──────── EXCERPT

Yah, you already know the Frankie (see Sam told you he could do it) story about how he lazily spent a hot late August 1960 summer before entering high school day working his way up the streets of the old neighborhood to get some potato salad (and other stuff too) for his family’s Labor Day picnic. And he got a cameo appearance in the tear-jerk, heart-rendering saga of Sam’s first day of high school in that same year where he, vicariously, attempted to overthrow his lordship with the nubiles (girls, for those not from the old neighborhood, although there were plenty of other terms of art to designate the fair sex then, most of them getting their start in local teenage social usage from Frankie’s mouth). That effort, that attempt at copping his “style”, like many things associated with one-of-a-kind Frankie, as it turned out, proved unsuccessful.

More recently Sam took you in a roundabout way to a Frankie story in a review of a 1985 Roy Orbison concert documentary, Black and White Nights. That story centered around his grinding his teeth whenever he heard Roy’s Running Scared because one of Frankie’s twists (see nubiles above) played the song endlessly to taint the love smitten but extremely jealous Frankie on the old jukebox at the pizza parlor, old Salducci's Pizza Shop, that we used to hang around in during our high school days. It’s that story, that drugstore soda fountain story, that brought forth a bunch of memories about those pizza parlor days and how Frankie, for most of his high school career, was king of the hill at that locale. And king, king arbiter, of the social doings of those around him as well. Hell, let Sam, Sam Lowell his old-time friend tell it, tell it from the inside:   

“Who was Frankie? Frankie of a thousand stories, Frankie of a thousand treacheries, Frankie of a thousand kindnesses, and, oh yah, Frankie, our bosom friend in high school. Well let me just steal some sentences from that old August summer walk story and that first day of school saga because really Frankie and I went back to perilous middle school days (a.k.a. junior high days for old-timers) when he saved my bacon more than one time, especially from making a fatal mistake with the frails (see nubiles and twists above). He was, maybe, just a prince then working his way up to kingship. But even he, as he endlessly told me that summer before high school, August humidity doldrums or not, was along with the sweat on his brow from the heat a little bit anxious about being “little fish in a big pond” freshmen come that 1960 September.

Especially, a pseudo-beatnik “little fish”. See, he had cultivated a certain, well, let’s call it "style" over there at the middle school. That “style” involved a total disdain for everything, everything except trying to impress girls with his long-panted, flannel-shirted, work boot-shod, thick book-carrying knowledge of every arcane fact known to humankind. Like that really was the way to impress teenage girls, then or now. Well, as it turned out, yes it was. Frankie right. In any case he was worried, worried sick at times that in such a big school his “style” needed upgrading. Let’s not even get into that story, the Frankie part of it now, or maybe, ever. We survived high school, okay.

────────────────
──────── DATASET EXTRACT

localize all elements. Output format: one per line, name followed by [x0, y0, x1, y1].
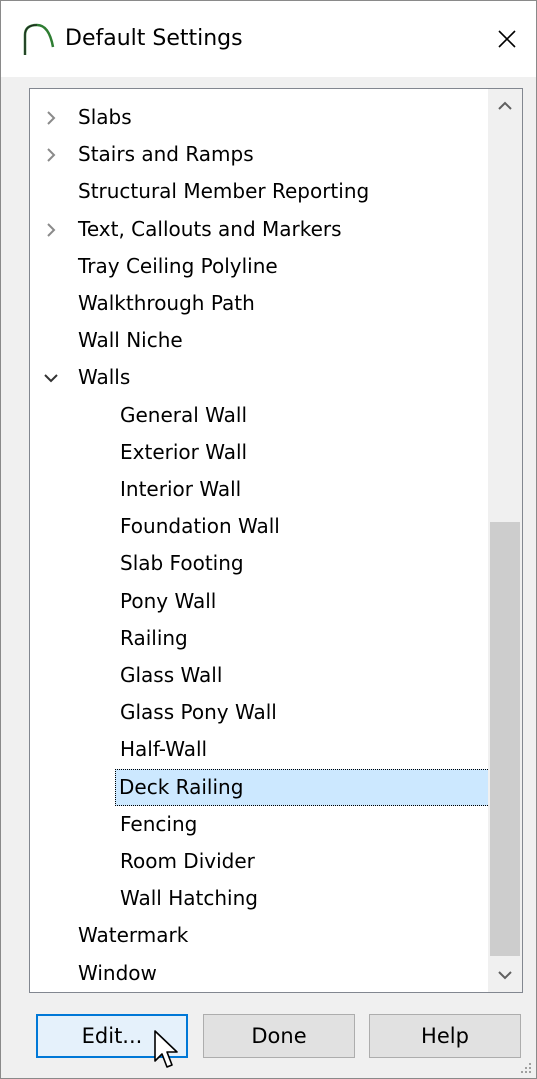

────────────────

REQUIREMENTS:
Return the portion of the Frankie excerpt from "Especially, a pseudo-beatnik" up to and including "high school, okay.", copied word for word. The data has no connection to the Frankie excerpt.

THE REPLY:
Especially, a pseudo-beatnik “little fish”. See, he had cultivated a certain, well, let’s call it "style" over there at the middle school. That “style” involved a total disdain for everything, everything except trying to impress girls with his long-panted, flannel-shirted, work boot-shod, thick book-carrying knowledge of every arcane fact known to humankind. Like that really was the way to impress teenage girls, then or now. Well, as it turned out, yes it was. Frankie right. In any case he was worried, worried sick at times that in such a big school his “style” needed upgrading. Let’s not even get into that story, the Frankie part of it now, or maybe, ever. We survived high school, okay.